Listed records —
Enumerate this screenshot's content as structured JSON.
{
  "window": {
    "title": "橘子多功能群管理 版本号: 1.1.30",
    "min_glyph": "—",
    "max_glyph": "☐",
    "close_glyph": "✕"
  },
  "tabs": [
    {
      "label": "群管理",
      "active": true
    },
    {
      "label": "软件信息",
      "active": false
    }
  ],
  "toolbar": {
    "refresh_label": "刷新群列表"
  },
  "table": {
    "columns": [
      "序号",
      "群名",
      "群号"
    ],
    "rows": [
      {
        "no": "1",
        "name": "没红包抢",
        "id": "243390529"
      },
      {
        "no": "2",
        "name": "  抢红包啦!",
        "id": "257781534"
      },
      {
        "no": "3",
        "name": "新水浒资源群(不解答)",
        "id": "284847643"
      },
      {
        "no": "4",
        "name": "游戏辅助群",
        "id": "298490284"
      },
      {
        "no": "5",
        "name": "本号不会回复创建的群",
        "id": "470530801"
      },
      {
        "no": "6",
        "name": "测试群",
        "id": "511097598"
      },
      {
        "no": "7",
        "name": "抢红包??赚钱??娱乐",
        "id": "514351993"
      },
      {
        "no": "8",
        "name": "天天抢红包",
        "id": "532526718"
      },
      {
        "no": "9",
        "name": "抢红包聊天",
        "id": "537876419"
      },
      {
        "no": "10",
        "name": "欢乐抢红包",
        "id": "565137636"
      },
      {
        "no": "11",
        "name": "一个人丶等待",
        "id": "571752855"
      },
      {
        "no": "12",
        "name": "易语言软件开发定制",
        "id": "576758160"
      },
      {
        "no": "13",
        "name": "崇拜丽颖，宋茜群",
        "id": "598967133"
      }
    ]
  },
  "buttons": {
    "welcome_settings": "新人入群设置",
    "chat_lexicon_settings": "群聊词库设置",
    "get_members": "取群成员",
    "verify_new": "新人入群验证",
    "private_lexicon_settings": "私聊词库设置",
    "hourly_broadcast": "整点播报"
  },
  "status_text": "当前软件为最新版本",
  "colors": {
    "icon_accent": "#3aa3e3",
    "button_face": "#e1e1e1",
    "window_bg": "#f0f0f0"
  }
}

What you need to do —
Extract the complete listing above, reproducing each line exactly.

Right answer —
Enumerate this screenshot's content as structured JSON.
{
  "window": {
    "title": "橘子多功能群管理 版本号: 1.1.30",
    "min_glyph": "—",
    "max_glyph": "☐",
    "close_glyph": "✕"
  },
  "tabs": [
    {
      "label": "群管理",
      "active": true
    },
    {
      "label": "软件信息",
      "active": false
    }
  ],
  "toolbar": {
    "refresh_label": "刷新群列表"
  },
  "table": {
    "columns": [
      "序号",
      "群名",
      "群号"
    ],
    "rows": [
      {
        "no": "1",
        "name": "没红包抢",
        "id": "243390529"
      },
      {
        "no": "2",
        "name": "  抢红包啦!",
        "id": "257781534"
      },
      {
        "no": "3",
        "name": "新水浒资源群(不解答)",
        "id": "284847643"
      },
      {
        "no": "4",
        "name": "游戏辅助群",
        "id": "298490284"
      },
      {
        "no": "5",
        "name": "本号不会回复创建的群",
        "id": "470530801"
      },
      {
        "no": "6",
        "name": "测试群",
        "id": "511097598"
      },
      {
        "no": "7",
        "name": "抢红包??赚钱??娱乐",
        "id": "514351993"
      },
      {
        "no": "8",
        "name": "天天抢红包",
        "id": "532526718"
      },
      {
        "no": "9",
        "name": "抢红包聊天",
        "id": "537876419"
      },
      {
        "no": "10",
        "name": "欢乐抢红包",
        "id": "565137636"
      },
      {
        "no": "11",
        "name": "一个人丶等待",
        "id": "571752855"
      },
      {
        "no": "12",
        "name": "易语言软件开发定制",
        "id": "576758160"
      },
      {
        "no": "13",
        "name": "崇拜丽颖，宋茜群",
        "id": "598967133"
      }
    ]
  },
  "buttons": {
    "welcome_settings": "新人入群设置",
    "chat_lexicon_settings": "群聊词库设置",
    "get_members": "取群成员",
    "verify_new": "新人入群验证",
    "private_lexicon_settings": "私聊词库设置",
    "hourly_broadcast": "整点播报"
  },
  "status_text": "当前软件为最新版本",
  "colors": {
    "icon_accent": "#3aa3e3",
    "button_face": "#e1e1e1",
    "window_bg": "#f0f0f0"
  }
}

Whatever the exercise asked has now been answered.